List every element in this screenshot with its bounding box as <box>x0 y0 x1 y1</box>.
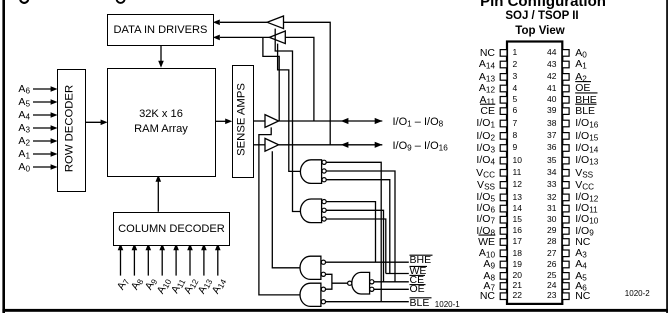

------------------------------------------------

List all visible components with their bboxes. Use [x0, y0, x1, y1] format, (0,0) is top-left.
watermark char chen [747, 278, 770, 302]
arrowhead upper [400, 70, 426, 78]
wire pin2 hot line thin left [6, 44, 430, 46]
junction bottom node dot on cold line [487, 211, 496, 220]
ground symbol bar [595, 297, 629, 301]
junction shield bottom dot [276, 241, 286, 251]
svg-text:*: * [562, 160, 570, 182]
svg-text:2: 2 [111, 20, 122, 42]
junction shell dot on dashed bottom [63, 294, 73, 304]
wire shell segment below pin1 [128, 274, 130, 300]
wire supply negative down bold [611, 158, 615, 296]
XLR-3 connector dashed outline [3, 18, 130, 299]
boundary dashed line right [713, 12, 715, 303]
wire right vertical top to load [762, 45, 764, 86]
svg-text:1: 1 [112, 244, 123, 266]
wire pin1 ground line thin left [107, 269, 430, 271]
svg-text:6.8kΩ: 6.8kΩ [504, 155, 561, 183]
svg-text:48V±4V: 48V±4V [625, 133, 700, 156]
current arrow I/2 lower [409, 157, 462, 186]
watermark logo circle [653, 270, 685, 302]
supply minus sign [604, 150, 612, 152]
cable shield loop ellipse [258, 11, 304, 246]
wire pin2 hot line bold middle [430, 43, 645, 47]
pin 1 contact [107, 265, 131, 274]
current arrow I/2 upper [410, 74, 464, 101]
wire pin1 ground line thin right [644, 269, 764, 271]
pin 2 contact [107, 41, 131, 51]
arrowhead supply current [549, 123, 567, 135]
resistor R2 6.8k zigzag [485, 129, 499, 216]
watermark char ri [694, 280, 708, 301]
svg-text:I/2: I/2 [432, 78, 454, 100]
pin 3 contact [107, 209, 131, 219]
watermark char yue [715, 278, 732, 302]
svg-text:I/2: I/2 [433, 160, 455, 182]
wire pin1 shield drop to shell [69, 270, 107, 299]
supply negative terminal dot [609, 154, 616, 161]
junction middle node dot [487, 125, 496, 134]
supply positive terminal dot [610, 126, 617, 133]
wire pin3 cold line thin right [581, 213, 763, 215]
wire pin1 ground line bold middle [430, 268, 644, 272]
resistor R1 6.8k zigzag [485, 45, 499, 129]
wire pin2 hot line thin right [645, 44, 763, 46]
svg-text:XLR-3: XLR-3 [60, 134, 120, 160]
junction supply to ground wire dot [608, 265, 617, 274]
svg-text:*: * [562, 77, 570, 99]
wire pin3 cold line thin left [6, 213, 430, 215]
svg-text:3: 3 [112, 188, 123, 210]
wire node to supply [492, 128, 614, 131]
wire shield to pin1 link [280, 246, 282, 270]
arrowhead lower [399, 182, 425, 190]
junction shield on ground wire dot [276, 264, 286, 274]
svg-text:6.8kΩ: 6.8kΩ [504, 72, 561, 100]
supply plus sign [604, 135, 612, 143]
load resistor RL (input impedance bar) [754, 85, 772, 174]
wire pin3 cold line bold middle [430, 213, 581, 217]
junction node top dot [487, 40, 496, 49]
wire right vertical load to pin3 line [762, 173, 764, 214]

------------------------------------------------

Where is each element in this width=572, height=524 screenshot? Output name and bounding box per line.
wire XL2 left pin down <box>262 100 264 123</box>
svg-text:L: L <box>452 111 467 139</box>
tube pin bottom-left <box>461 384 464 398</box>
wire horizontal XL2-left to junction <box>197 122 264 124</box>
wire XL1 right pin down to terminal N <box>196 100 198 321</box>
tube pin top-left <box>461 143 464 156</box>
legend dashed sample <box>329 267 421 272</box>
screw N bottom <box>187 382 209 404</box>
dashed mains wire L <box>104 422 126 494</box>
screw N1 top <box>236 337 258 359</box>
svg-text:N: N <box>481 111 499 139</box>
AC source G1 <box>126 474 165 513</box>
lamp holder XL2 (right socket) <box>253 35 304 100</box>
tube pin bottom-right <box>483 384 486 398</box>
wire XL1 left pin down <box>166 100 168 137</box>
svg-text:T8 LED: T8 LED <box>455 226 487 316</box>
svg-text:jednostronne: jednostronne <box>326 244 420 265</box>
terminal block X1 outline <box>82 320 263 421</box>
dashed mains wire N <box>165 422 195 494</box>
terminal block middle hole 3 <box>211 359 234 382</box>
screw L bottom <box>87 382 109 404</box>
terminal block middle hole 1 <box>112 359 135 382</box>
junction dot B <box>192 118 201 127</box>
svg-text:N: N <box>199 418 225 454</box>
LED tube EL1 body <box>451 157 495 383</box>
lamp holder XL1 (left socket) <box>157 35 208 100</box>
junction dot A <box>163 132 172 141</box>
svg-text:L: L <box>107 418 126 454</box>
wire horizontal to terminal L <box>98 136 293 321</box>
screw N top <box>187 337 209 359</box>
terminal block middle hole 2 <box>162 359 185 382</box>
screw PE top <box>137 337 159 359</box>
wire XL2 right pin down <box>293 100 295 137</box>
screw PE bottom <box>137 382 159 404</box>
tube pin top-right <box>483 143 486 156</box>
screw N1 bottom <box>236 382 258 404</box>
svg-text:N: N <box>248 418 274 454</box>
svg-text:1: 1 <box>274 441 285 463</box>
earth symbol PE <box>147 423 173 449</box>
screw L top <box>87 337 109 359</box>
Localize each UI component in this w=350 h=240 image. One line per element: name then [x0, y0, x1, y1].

------------------------------------------------

→ **Enunciado del ejercicio**
Devuelve sin ningún cambio las líneas que van desde la que contiene "Where is each" hasta la que contiene "wire XL1 left", ambas incluidas.

→ **Tarea resuelta**
Where is each element in this width=572, height=524 screenshot? Output name and bounding box per line.
wire XL2 left pin down <box>262 100 264 123</box>
svg-text:L: L <box>452 111 467 139</box>
tube pin bottom-left <box>461 384 464 398</box>
wire horizontal XL2-left to junction <box>197 122 264 124</box>
wire XL1 right pin down to terminal N <box>196 100 198 321</box>
tube pin top-left <box>461 143 464 156</box>
legend dashed sample <box>329 267 421 272</box>
screw N bottom <box>187 382 209 404</box>
dashed mains wire L <box>104 422 126 494</box>
screw N1 top <box>236 337 258 359</box>
svg-text:N: N <box>481 111 499 139</box>
AC source G1 <box>126 474 165 513</box>
lamp holder XL2 (right socket) <box>253 35 304 100</box>
tube pin bottom-right <box>483 384 486 398</box>
wire XL1 left pin down <box>166 100 168 137</box>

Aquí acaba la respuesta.